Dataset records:
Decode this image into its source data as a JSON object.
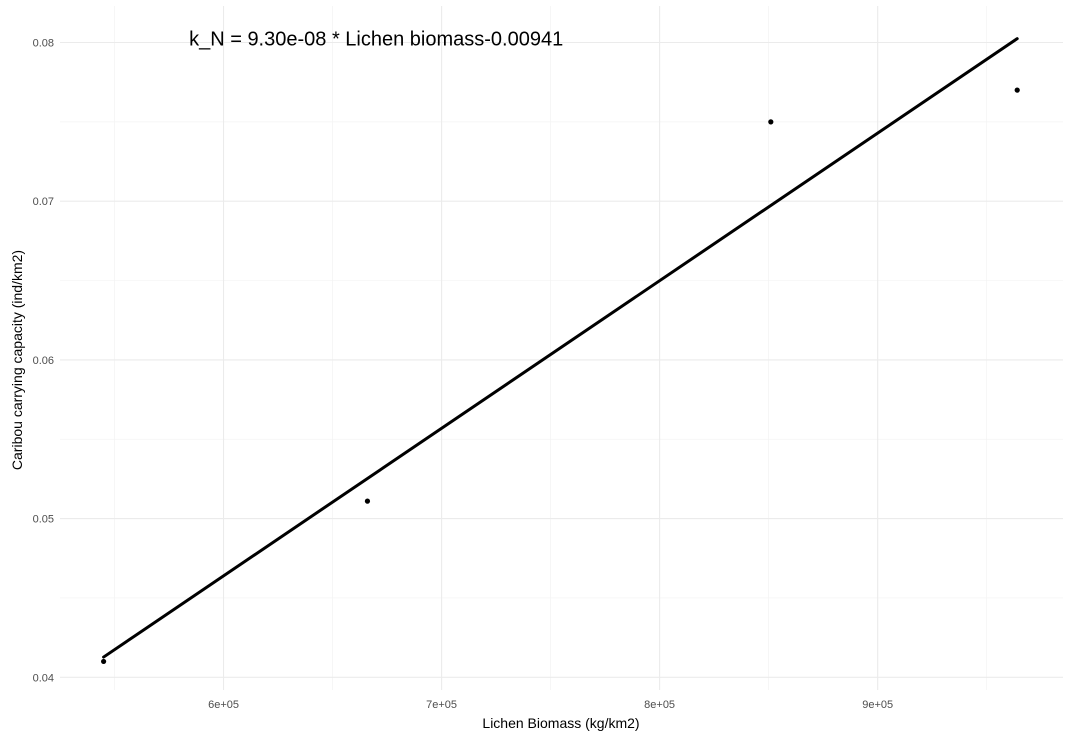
{
  "chart_data": {
    "type": "scatter",
    "title": "",
    "xlabel": "Lichen Biomass (kg/km2)",
    "ylabel": "Caribou carrying capacity (ind/km2)",
    "xlim": [
      525000,
      985000
    ],
    "ylim": [
      0.0392,
      0.0823
    ],
    "x_ticks": [
      600000,
      700000,
      800000,
      900000
    ],
    "x_tick_labels": [
      "6e+05",
      "7e+05",
      "8e+05",
      "9e+05"
    ],
    "y_ticks": [
      0.04,
      0.05,
      0.06,
      0.07,
      0.08
    ],
    "y_tick_labels": [
      "0.04",
      "0.05",
      "0.06",
      "0.07",
      "0.08"
    ],
    "points": [
      {
        "x": 545000,
        "y": 0.041
      },
      {
        "x": 666000,
        "y": 0.0511
      },
      {
        "x": 851000,
        "y": 0.075
      },
      {
        "x": 964000,
        "y": 0.077
      }
    ],
    "fit_line": {
      "slope": 9.3e-08,
      "intercept": -0.00941,
      "x_range": [
        545000,
        964000
      ]
    },
    "annotation": "k_N = 9.30e-08 * Lichen biomass-0.00941",
    "annotation_pos": {
      "x": 670000,
      "y": 0.0798
    },
    "grid": true,
    "legend": "none",
    "colors": {
      "line": "#000000",
      "points": "#000000",
      "grid": "#ebebeb"
    }
  }
}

§ **Exercise aim**:
Repeat the entries exactly. Pictures are excluded from the copy.

§ **Final answer**:
Decode this image into its source data as a JSON object.
{
  "chart_data": {
    "type": "scatter",
    "title": "",
    "xlabel": "Lichen Biomass (kg/km2)",
    "ylabel": "Caribou carrying capacity (ind/km2)",
    "xlim": [
      525000,
      985000
    ],
    "ylim": [
      0.0392,
      0.0823
    ],
    "x_ticks": [
      600000,
      700000,
      800000,
      900000
    ],
    "x_tick_labels": [
      "6e+05",
      "7e+05",
      "8e+05",
      "9e+05"
    ],
    "y_ticks": [
      0.04,
      0.05,
      0.06,
      0.07,
      0.08
    ],
    "y_tick_labels": [
      "0.04",
      "0.05",
      "0.06",
      "0.07",
      "0.08"
    ],
    "points": [
      {
        "x": 545000,
        "y": 0.041
      },
      {
        "x": 666000,
        "y": 0.0511
      },
      {
        "x": 851000,
        "y": 0.075
      },
      {
        "x": 964000,
        "y": 0.077
      }
    ],
    "fit_line": {
      "slope": 9.3e-08,
      "intercept": -0.00941,
      "x_range": [
        545000,
        964000
      ]
    },
    "annotation": "k_N = 9.30e-08 * Lichen biomass-0.00941",
    "annotation_pos": {
      "x": 670000,
      "y": 0.0798
    },
    "grid": true,
    "legend": "none",
    "colors": {
      "line": "#000000",
      "points": "#000000",
      "grid": "#ebebeb"
    }
  }
}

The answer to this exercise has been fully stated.